Figure content listings:
▬▬▬

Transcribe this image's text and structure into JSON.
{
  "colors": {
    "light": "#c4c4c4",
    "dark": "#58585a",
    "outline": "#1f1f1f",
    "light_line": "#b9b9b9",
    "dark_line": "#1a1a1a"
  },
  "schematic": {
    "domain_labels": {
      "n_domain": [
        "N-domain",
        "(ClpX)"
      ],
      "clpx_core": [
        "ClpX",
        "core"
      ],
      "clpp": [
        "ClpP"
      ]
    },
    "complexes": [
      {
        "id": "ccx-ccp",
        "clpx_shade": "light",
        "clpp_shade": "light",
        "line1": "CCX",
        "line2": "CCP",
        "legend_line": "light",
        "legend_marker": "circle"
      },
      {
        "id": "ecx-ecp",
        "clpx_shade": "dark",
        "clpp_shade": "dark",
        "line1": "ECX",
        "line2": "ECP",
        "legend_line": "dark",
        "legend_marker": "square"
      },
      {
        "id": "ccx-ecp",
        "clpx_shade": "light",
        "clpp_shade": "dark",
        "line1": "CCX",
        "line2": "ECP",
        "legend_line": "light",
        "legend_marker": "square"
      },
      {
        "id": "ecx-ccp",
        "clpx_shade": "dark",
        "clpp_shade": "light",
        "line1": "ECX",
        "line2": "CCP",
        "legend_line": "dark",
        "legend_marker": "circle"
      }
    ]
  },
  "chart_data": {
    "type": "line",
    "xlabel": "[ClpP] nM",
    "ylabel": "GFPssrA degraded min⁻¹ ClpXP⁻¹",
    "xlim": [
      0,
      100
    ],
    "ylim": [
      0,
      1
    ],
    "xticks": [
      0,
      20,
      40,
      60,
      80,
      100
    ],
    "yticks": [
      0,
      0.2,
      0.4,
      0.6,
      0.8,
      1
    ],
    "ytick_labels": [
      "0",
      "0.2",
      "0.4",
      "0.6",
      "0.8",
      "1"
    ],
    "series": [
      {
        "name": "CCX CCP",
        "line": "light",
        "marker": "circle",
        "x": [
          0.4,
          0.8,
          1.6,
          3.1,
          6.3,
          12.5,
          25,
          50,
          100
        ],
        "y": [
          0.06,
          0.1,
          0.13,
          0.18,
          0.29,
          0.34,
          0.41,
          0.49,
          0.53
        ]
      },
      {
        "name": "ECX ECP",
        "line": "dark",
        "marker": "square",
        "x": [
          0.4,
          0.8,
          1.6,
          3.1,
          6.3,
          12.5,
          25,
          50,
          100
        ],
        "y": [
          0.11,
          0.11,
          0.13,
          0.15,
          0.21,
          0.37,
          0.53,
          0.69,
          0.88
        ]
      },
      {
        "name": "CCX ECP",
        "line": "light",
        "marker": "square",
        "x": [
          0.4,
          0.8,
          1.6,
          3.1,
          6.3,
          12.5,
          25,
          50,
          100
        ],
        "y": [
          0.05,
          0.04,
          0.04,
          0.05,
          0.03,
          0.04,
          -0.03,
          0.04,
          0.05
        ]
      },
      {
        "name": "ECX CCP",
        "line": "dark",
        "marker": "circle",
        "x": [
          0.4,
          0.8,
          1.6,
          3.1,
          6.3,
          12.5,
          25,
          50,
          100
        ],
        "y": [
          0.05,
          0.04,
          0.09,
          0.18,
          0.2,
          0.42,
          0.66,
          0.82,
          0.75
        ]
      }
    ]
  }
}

▬▬▬

> _What is needed_
Copy the records above exactly.

> _Answer for the task_
Transcribe this image's text and structure into JSON.
{
  "colors": {
    "light": "#c4c4c4",
    "dark": "#58585a",
    "outline": "#1f1f1f",
    "light_line": "#b9b9b9",
    "dark_line": "#1a1a1a"
  },
  "schematic": {
    "domain_labels": {
      "n_domain": [
        "N-domain",
        "(ClpX)"
      ],
      "clpx_core": [
        "ClpX",
        "core"
      ],
      "clpp": [
        "ClpP"
      ]
    },
    "complexes": [
      {
        "id": "ccx-ccp",
        "clpx_shade": "light",
        "clpp_shade": "light",
        "line1": "CCX",
        "line2": "CCP",
        "legend_line": "light",
        "legend_marker": "circle"
      },
      {
        "id": "ecx-ecp",
        "clpx_shade": "dark",
        "clpp_shade": "dark",
        "line1": "ECX",
        "line2": "ECP",
        "legend_line": "dark",
        "legend_marker": "square"
      },
      {
        "id": "ccx-ecp",
        "clpx_shade": "light",
        "clpp_shade": "dark",
        "line1": "CCX",
        "line2": "ECP",
        "legend_line": "light",
        "legend_marker": "square"
      },
      {
        "id": "ecx-ccp",
        "clpx_shade": "dark",
        "clpp_shade": "light",
        "line1": "ECX",
        "line2": "CCP",
        "legend_line": "dark",
        "legend_marker": "circle"
      }
    ]
  },
  "chart_data": {
    "type": "line",
    "xlabel": "[ClpP] nM",
    "ylabel": "GFPssrA degraded min⁻¹ ClpXP⁻¹",
    "xlim": [
      0,
      100
    ],
    "ylim": [
      0,
      1
    ],
    "xticks": [
      0,
      20,
      40,
      60,
      80,
      100
    ],
    "yticks": [
      0,
      0.2,
      0.4,
      0.6,
      0.8,
      1
    ],
    "ytick_labels": [
      "0",
      "0.2",
      "0.4",
      "0.6",
      "0.8",
      "1"
    ],
    "series": [
      {
        "name": "CCX CCP",
        "line": "light",
        "marker": "circle",
        "x": [
          0.4,
          0.8,
          1.6,
          3.1,
          6.3,
          12.5,
          25,
          50,
          100
        ],
        "y": [
          0.06,
          0.1,
          0.13,
          0.18,
          0.29,
          0.34,
          0.41,
          0.49,
          0.53
        ]
      },
      {
        "name": "ECX ECP",
        "line": "dark",
        "marker": "square",
        "x": [
          0.4,
          0.8,
          1.6,
          3.1,
          6.3,
          12.5,
          25,
          50,
          100
        ],
        "y": [
          0.11,
          0.11,
          0.13,
          0.15,
          0.21,
          0.37,
          0.53,
          0.69,
          0.88
        ]
      },
      {
        "name": "CCX ECP",
        "line": "light",
        "marker": "square",
        "x": [
          0.4,
          0.8,
          1.6,
          3.1,
          6.3,
          12.5,
          25,
          50,
          100
        ],
        "y": [
          0.05,
          0.04,
          0.04,
          0.05,
          0.03,
          0.04,
          -0.03,
          0.04,
          0.05
        ]
      },
      {
        "name": "ECX CCP",
        "line": "dark",
        "marker": "circle",
        "x": [
          0.4,
          0.8,
          1.6,
          3.1,
          6.3,
          12.5,
          25,
          50,
          100
        ],
        "y": [
          0.05,
          0.04,
          0.09,
          0.18,
          0.2,
          0.42,
          0.66,
          0.82,
          0.75
        ]
      }
    ]
  }
}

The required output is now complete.